[Start]
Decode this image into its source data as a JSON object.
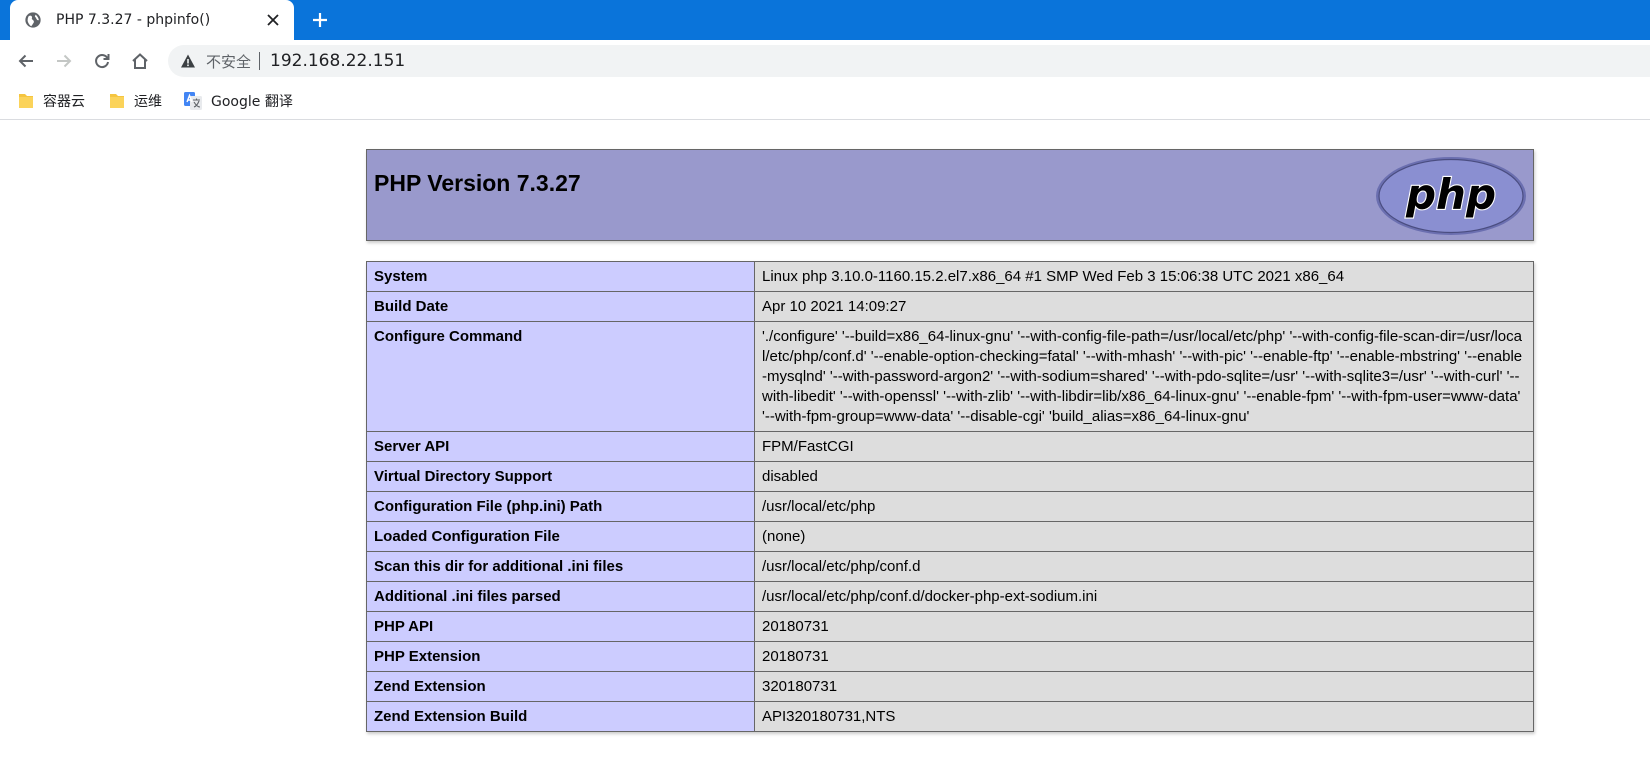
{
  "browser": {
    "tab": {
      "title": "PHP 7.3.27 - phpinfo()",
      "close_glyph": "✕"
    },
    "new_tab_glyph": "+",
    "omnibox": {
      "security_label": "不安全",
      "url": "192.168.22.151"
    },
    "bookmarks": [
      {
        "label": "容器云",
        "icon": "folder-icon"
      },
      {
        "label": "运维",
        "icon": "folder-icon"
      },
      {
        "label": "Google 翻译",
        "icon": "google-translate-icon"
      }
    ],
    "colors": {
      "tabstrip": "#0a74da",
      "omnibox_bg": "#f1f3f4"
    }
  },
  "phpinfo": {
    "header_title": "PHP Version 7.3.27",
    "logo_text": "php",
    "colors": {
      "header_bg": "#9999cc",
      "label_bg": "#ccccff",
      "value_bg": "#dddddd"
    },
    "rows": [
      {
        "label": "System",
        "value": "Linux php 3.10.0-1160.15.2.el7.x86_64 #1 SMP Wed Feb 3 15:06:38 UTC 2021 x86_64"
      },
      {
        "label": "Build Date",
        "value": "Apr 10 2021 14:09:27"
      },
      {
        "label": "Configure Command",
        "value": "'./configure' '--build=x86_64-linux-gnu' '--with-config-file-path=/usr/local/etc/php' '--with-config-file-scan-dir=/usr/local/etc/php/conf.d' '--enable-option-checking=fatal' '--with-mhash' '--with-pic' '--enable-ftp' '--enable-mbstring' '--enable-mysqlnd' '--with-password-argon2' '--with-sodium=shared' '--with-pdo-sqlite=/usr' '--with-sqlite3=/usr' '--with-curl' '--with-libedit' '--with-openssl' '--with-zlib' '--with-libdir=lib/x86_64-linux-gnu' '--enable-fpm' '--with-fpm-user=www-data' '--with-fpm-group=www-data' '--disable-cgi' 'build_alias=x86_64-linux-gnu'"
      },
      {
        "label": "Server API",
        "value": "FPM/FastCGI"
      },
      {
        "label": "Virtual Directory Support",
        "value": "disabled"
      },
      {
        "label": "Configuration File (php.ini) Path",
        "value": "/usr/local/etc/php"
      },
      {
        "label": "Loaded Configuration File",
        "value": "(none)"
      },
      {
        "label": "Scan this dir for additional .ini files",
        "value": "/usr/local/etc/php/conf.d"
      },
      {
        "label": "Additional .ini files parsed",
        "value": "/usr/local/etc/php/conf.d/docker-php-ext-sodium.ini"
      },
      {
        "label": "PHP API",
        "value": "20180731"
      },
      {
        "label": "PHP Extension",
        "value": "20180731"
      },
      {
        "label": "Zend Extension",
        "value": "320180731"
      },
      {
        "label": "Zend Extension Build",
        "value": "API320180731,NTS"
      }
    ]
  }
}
[End]
[Start]
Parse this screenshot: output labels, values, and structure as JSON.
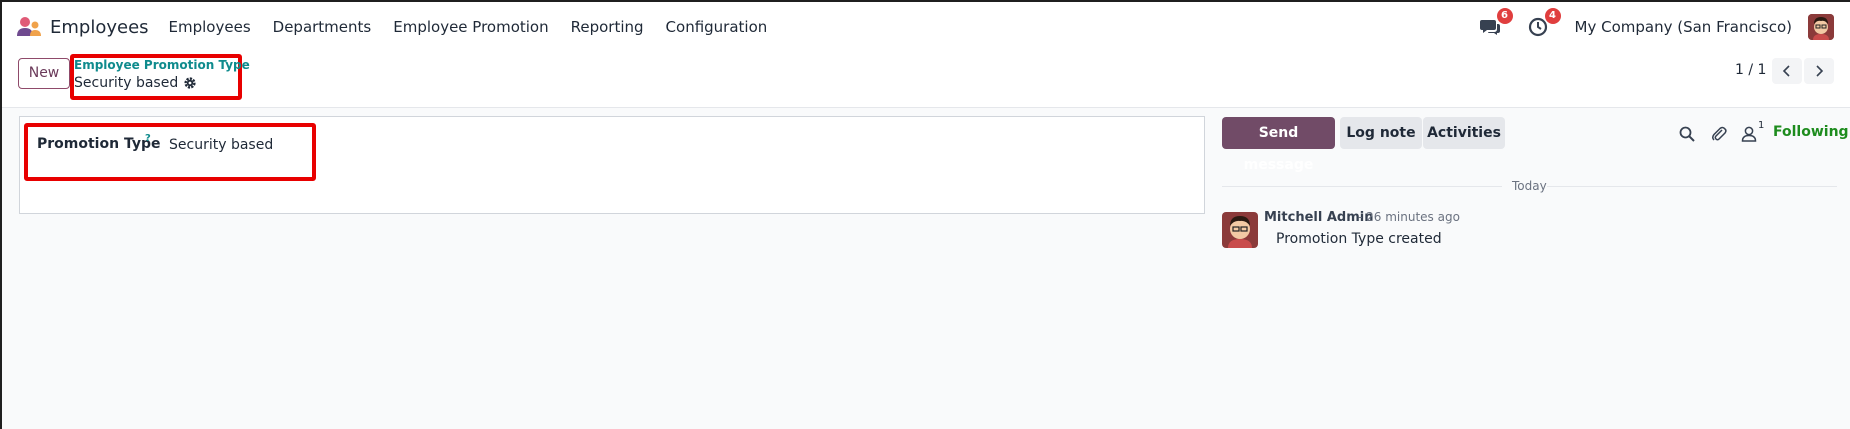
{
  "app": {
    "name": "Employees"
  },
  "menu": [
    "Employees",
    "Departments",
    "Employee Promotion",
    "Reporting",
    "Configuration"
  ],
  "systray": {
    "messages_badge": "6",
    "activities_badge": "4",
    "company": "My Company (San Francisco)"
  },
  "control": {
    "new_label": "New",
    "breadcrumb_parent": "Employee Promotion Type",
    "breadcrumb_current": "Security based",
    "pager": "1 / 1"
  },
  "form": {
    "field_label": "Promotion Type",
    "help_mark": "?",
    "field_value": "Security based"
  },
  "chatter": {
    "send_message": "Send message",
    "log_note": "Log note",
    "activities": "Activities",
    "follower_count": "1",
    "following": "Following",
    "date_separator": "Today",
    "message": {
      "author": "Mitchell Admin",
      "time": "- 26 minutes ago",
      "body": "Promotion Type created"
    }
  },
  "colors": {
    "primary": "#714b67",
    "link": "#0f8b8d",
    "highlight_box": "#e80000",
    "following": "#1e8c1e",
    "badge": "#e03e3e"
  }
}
[End]
TASK STATEMENT: Copy out each line in the preceding records that contains "this".

WORKED SOLUTION:
Decode this image into its source data as a JSON object.
        "label": "Scan this dir for additional .ini files",
Parse this screenshot: output labels, values, and structure as JSON.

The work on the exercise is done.